**GIVEN REQUEST:** Return the complete listing that follows, with each line reproduced exactly.

------ EXERCISE DATA ------

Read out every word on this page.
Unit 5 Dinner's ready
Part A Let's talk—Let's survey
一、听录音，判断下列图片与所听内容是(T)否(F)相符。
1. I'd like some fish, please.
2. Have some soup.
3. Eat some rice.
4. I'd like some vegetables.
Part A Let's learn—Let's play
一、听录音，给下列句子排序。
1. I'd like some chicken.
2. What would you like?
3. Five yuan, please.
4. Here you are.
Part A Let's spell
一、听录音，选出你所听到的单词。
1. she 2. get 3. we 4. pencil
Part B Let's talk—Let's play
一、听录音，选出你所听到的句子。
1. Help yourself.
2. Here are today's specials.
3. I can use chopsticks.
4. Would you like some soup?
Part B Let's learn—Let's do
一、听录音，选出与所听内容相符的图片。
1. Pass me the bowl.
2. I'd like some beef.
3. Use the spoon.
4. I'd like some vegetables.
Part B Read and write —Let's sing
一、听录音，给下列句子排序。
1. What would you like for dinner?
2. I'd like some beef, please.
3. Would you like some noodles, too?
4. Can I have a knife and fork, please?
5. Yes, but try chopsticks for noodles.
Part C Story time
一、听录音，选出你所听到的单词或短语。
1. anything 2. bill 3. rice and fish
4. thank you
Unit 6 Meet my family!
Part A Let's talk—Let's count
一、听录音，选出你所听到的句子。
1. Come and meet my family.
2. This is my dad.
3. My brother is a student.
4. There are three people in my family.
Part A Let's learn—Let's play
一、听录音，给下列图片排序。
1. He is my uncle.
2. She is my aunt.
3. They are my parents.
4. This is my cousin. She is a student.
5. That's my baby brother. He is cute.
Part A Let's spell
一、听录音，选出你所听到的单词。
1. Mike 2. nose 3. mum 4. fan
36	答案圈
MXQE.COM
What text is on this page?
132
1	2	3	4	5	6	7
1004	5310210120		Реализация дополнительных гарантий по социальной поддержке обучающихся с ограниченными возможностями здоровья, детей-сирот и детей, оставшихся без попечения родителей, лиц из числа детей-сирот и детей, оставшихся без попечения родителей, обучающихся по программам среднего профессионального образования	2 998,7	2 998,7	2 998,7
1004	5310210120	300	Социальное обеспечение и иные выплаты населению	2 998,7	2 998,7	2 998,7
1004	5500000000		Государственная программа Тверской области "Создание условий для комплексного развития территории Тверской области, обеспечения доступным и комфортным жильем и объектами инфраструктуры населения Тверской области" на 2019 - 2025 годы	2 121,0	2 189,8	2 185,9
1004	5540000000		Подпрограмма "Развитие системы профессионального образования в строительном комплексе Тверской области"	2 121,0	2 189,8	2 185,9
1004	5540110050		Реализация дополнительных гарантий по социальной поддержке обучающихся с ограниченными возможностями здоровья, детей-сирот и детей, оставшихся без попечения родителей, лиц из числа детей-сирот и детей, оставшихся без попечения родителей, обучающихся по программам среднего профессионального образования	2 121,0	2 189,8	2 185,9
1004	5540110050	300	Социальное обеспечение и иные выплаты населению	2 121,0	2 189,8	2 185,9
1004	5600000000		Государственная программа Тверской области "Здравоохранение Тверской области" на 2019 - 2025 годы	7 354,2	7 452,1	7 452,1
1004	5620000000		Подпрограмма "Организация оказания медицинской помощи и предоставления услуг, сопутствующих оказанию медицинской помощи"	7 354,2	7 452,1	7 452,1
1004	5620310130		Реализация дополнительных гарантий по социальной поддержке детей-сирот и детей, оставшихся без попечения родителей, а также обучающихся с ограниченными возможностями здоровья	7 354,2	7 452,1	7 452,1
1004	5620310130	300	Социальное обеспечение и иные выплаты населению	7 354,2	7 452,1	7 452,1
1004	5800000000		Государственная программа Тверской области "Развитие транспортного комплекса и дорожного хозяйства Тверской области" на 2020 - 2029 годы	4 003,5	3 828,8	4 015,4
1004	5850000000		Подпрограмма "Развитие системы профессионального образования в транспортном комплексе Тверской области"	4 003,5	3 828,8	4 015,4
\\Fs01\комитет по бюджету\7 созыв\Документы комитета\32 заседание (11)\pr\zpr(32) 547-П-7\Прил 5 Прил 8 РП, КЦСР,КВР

------

**ANSWER TO THE PROBLEM:**
Read out every word on this page.
Unit 5 Dinner's ready
Part A Let's talk—Let's survey
一、听录音，判断下列图片与所听内容是(T)否(F)相符。
1. I'd like some fish, please.
2. Have some soup.
3. Eat some rice.
4. I'd like some vegetables.
Part A Let's learn—Let's play
一、听录音，给下列句子排序。
1. I'd like some chicken.
2. What would you like?
3. Five yuan, please.
4. Here you are.
Part A Let's spell
一、听录音，选出你所听到的单词。
1. she 2. get 3. we 4. pencil
Part B Let's talk—Let's play
一、听录音，选出你所听到的句子。
1. Help yourself.
2. Here are today's specials.
3. I can use chopsticks.
4. Would you like some soup?
Part B Let's learn—Let's do
一、听录音，选出与所听内容相符的图片。
1. Pass me the bowl.
2. I'd like some beef.
3. Use the spoon.
4. I'd like some vegetables.
Part B Read and write —Let's sing
一、听录音，给下列句子排序。
1. What would you like for dinner?
2. I'd like some beef, please.
3. Would you like some noodles, too?
4. Can I have a knife and fork, please?
5. Yes, but try chopsticks for noodles.
Part C Story time
一、听录音，选出你所听到的单词或短语。
1. anything 2. bill 3. rice and fish
4. thank you
Unit 6 Meet my family!
Part A Let's talk—Let's count
一、听录音，选出你所听到的句子。
1. Come and meet my family.
2. This is my dad.
3. My brother is a student.
4. There are three people in my family.
Part A Let's learn—Let's play
一、听录音，给下列图片排序。
1. He is my uncle.
2. She is my aunt.
3. They are my parents.
4. This is my cousin. She is a student.
5. That's my baby brother. He is cute.
Part A Let's spell
一、听录音，选出你所听到的单词。
1. Mike 2. nose 3. mum 4. fan
36	答案圈
MXQE.COM
What text is on this page?
132
1	2	3	4	5	6	7
1004	5310210120		Реализация дополнительных гарантий по социальной поддержке обучающихся с ограниченными возможностями здоровья, детей-сирот и детей, оставшихся без попечения родителей, лиц из числа детей-сирот и детей, оставшихся без попечения родителей, обучающихся по программам среднего профессионального образования	2 998,7	2 998,7	2 998,7
1004	5310210120	300	Социальное обеспечение и иные выплаты населению	2 998,7	2 998,7	2 998,7
1004	5500000000		Государственная программа Тверской области "Создание условий для комплексного развития территории Тверской области, обеспечения доступным и комфортным жильем и объектами инфраструктуры населения Тверской области" на 2019 - 2025 годы	2 121,0	2 189,8	2 185,9
1004	5540000000		Подпрограмма "Развитие системы профессионального образования в строительном комплексе Тверской области"	2 121,0	2 189,8	2 185,9
1004	5540110050		Реализация дополнительных гарантий по социальной поддержке обучающихся с ограниченными возможностями здоровья, детей-сирот и детей, оставшихся без попечения родителей, лиц из числа детей-сирот и детей, оставшихся без попечения родителей, обучающихся по программам среднего профессионального образования	2 121,0	2 189,8	2 185,9
1004	5540110050	300	Социальное обеспечение и иные выплаты населению	2 121,0	2 189,8	2 185,9
1004	5600000000		Государственная программа Тверской области "Здравоохранение Тверской области" на 2019 - 2025 годы	7 354,2	7 452,1	7 452,1
1004	5620000000		Подпрограмма "Организация оказания медицинской помощи и предоставления услуг, сопутствующих оказанию медицинской помощи"	7 354,2	7 452,1	7 452,1
1004	5620310130		Реализация дополнительных гарантий по социальной поддержке детей-сирот и детей, оставшихся без попечения родителей, а также обучающихся с ограниченными возможностями здоровья	7 354,2	7 452,1	7 452,1
1004	5620310130	300	Социальное обеспечение и иные выплаты населению	7 354,2	7 452,1	7 452,1
1004	5800000000		Государственная программа Тверской области "Развитие транспортного комплекса и дорожного хозяйства Тверской области" на 2020 - 2029 годы	4 003,5	3 828,8	4 015,4
1004	5850000000		Подпрограмма "Развитие системы профессионального образования в транспортном комплексе Тверской области"	4 003,5	3 828,8	4 015,4
\\Fs01\комитет по бюджету\7 созыв\Документы комитета\32 заседание (11)\pr\zpr(32) 547-П-7\Прил 5 Прил 8 РП, КЦСР,КВР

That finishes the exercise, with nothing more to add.